Set task -> Collect every line that includes the string "JSON".

* START Source records *

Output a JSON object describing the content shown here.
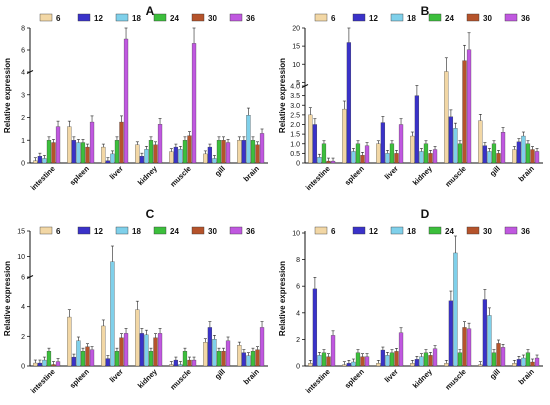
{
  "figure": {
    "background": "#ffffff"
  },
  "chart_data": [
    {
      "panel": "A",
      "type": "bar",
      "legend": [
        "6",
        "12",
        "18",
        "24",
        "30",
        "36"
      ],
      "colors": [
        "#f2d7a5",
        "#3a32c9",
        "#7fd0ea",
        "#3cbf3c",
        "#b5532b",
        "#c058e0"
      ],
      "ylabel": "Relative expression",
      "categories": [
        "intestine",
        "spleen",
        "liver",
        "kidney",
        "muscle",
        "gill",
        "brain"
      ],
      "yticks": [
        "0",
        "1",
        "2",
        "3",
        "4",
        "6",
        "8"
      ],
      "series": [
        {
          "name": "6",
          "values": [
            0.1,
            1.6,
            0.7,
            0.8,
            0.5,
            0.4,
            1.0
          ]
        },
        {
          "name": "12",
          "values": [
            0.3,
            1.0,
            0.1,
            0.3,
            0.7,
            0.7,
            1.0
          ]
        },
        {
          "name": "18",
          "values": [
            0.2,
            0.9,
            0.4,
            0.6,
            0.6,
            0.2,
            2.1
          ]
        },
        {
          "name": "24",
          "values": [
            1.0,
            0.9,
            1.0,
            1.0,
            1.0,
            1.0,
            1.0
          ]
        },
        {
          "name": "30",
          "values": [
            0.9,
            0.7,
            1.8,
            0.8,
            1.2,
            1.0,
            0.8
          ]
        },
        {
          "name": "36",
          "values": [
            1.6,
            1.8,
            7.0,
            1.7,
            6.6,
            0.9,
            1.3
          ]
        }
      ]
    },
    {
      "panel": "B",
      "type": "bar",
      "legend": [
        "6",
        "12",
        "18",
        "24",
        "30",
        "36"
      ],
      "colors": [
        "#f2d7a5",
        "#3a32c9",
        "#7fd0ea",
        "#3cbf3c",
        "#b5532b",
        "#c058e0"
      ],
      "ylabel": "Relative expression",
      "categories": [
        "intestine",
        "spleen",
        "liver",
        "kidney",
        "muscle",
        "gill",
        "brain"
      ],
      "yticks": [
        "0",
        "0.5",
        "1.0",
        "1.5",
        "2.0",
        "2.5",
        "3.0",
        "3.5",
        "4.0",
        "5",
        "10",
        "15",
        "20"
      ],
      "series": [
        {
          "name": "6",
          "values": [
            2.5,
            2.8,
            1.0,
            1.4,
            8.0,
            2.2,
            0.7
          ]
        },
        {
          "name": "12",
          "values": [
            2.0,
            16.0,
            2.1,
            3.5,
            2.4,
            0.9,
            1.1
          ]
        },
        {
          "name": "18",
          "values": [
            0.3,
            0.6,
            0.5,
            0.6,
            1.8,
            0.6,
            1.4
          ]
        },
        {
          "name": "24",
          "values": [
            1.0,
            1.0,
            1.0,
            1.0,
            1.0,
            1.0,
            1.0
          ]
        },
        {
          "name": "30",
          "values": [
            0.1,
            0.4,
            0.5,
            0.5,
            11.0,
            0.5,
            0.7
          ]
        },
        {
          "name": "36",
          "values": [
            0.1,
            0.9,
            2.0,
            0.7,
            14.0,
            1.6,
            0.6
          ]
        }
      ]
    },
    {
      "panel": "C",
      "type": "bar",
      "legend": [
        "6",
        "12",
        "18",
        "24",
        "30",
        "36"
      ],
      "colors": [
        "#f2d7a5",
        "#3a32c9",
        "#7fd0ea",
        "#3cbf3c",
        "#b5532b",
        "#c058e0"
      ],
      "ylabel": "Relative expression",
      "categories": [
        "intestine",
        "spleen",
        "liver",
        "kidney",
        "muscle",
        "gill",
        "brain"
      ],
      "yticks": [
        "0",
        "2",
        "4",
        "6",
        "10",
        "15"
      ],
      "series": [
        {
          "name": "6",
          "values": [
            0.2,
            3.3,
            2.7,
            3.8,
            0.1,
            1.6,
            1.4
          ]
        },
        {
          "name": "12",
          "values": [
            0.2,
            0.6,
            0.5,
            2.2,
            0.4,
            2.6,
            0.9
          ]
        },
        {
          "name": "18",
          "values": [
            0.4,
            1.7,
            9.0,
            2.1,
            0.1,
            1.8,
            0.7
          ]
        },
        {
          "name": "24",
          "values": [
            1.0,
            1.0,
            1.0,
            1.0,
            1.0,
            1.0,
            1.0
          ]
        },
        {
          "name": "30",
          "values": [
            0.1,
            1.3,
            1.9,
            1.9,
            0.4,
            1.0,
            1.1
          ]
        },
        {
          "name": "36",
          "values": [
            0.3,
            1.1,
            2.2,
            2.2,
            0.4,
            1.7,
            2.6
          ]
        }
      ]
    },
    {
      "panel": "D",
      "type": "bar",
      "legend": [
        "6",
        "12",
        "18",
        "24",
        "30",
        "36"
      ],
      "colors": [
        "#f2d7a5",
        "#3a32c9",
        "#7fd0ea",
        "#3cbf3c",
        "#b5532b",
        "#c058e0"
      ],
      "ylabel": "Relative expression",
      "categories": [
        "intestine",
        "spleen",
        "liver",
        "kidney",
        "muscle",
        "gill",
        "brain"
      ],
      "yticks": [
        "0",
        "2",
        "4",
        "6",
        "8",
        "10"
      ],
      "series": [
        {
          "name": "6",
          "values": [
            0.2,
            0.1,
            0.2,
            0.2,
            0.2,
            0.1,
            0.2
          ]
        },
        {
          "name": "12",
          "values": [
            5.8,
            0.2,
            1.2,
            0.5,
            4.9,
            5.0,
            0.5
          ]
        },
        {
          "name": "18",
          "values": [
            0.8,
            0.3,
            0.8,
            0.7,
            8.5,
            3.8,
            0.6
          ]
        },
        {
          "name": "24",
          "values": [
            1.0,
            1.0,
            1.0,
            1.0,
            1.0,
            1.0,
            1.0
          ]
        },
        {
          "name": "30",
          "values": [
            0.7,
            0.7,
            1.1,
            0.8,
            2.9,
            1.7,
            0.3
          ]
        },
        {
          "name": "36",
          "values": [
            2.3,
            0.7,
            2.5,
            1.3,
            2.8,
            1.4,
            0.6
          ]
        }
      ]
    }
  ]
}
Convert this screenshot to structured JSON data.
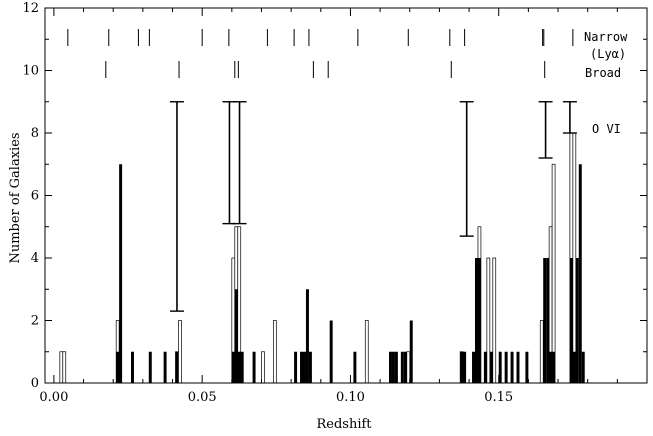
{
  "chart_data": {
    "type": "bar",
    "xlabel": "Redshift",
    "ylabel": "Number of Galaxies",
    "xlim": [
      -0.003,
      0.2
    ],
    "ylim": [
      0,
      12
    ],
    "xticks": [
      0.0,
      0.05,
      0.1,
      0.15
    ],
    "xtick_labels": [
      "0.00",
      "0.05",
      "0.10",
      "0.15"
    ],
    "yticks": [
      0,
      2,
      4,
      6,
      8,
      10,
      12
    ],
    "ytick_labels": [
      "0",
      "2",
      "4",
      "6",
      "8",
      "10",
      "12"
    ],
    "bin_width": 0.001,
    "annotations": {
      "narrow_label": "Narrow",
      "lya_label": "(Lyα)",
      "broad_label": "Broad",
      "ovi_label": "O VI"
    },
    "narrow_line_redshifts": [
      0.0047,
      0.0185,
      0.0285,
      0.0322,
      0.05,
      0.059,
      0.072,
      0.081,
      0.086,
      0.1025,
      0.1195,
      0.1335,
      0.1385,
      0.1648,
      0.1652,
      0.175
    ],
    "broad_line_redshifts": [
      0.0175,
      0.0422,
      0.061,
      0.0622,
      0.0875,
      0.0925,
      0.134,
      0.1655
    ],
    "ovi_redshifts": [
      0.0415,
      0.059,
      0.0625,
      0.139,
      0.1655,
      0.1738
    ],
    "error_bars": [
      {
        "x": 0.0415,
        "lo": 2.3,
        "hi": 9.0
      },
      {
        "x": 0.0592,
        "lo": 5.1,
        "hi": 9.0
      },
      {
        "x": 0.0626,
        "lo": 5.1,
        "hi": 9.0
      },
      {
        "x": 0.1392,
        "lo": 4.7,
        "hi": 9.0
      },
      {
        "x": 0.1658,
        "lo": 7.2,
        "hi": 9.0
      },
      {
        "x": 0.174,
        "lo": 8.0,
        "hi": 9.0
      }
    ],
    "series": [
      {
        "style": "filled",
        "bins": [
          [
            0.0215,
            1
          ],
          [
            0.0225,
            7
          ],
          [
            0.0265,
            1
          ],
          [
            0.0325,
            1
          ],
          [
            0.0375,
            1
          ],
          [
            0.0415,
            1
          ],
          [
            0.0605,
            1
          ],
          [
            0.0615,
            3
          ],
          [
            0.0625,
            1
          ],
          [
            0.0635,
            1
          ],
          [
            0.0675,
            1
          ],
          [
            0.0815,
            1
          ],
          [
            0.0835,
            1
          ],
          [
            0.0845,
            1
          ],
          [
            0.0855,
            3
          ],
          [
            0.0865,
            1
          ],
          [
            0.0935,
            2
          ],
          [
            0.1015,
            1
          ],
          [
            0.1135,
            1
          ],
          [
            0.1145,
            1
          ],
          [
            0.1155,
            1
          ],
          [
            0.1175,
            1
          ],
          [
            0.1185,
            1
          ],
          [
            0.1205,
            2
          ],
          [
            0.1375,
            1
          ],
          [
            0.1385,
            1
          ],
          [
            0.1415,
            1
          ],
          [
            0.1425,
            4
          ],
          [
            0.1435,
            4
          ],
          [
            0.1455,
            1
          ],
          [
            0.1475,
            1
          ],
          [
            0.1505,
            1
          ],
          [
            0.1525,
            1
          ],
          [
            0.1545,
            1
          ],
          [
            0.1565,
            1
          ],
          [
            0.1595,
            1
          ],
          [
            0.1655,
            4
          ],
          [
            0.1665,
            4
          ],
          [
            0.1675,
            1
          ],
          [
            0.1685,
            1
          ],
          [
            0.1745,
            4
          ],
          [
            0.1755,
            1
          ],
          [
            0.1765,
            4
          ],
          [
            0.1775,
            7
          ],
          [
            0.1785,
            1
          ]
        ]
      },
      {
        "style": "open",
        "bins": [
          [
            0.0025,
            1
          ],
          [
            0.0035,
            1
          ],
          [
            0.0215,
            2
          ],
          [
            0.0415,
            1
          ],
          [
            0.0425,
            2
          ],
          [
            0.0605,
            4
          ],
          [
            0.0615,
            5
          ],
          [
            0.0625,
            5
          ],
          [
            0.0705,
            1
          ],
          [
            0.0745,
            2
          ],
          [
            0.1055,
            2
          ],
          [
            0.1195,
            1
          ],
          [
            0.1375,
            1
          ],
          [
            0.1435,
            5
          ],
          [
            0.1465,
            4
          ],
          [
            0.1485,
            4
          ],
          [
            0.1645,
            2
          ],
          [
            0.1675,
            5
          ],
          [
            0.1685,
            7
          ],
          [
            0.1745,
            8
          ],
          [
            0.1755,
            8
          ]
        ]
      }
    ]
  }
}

* END Source records *

Worked solution ->
Output a JSON object describing the content shown here.
Convert this screenshot to structured JSON data.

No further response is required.